- **WHAT YOU HAVE TO DO**
Your task is to output the listing word for word, with pictures excluded.

- **RECORD EXTRACTS**
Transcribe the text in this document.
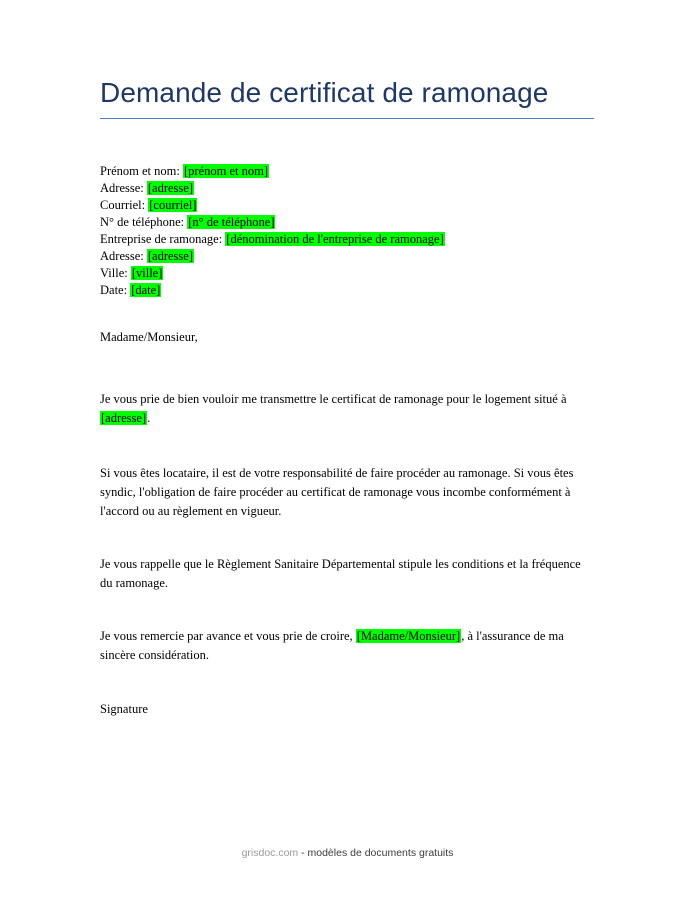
Demande de certificat de ramonage
Prénom et nom: [prénom et nom]
Adresse: [adresse]
Courriel: [courriel]
N° de téléphone: [n° de téléphone]
Entreprise de ramonage: [dénomination de l'entreprise de ramonage]
Adresse: [adresse]
Ville: [ville]
Date: [date]

Madame/Monsieur,

Je vous prie de bien vouloir me transmettre le certificat de ramonage pour le logement situé à [adresse].

Si vous êtes locataire, il est de votre responsabilité de faire procéder au ramonage. Si vous êtes syndic, l'obligation de faire procéder au certificat de ramonage vous incombe conformément à l'accord ou au règlement en vigueur.

Je vous rappelle que le Règlement Sanitaire Départemental stipule les conditions et la fréquence du ramonage.

Je vous remercie par avance et vous prie de croire, [Madame/Monsieur], à l'assurance de ma sincère considération.

Signature

grisdoc.com - modèles de documents gratuits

- **TASK ANSWER**
Transcribe the text in this document.
Demande de certificat de ramonage
Prénom et nom: [prénom et nom]
Adresse: [adresse]
Courriel: [courriel]
N° de téléphone: [n° de téléphone]
Entreprise de ramonage: [dénomination de l'entreprise de ramonage]
Adresse: [adresse]
Ville: [ville]
Date: [date]

Madame/Monsieur,

Je vous prie de bien vouloir me transmettre le certificat de ramonage pour le logement situé à [adresse].

Si vous êtes locataire, il est de votre responsabilité de faire procéder au ramonage. Si vous êtes syndic, l'obligation de faire procéder au certificat de ramonage vous incombe conformément à l'accord ou au règlement en vigueur.

Je vous rappelle que le Règlement Sanitaire Départemental stipule les conditions et la fréquence du ramonage.

Je vous remercie par avance et vous prie de croire, [Madame/Monsieur], à l'assurance de ma sincère considération.

Signature

grisdoc.com - modèles de documents gratuits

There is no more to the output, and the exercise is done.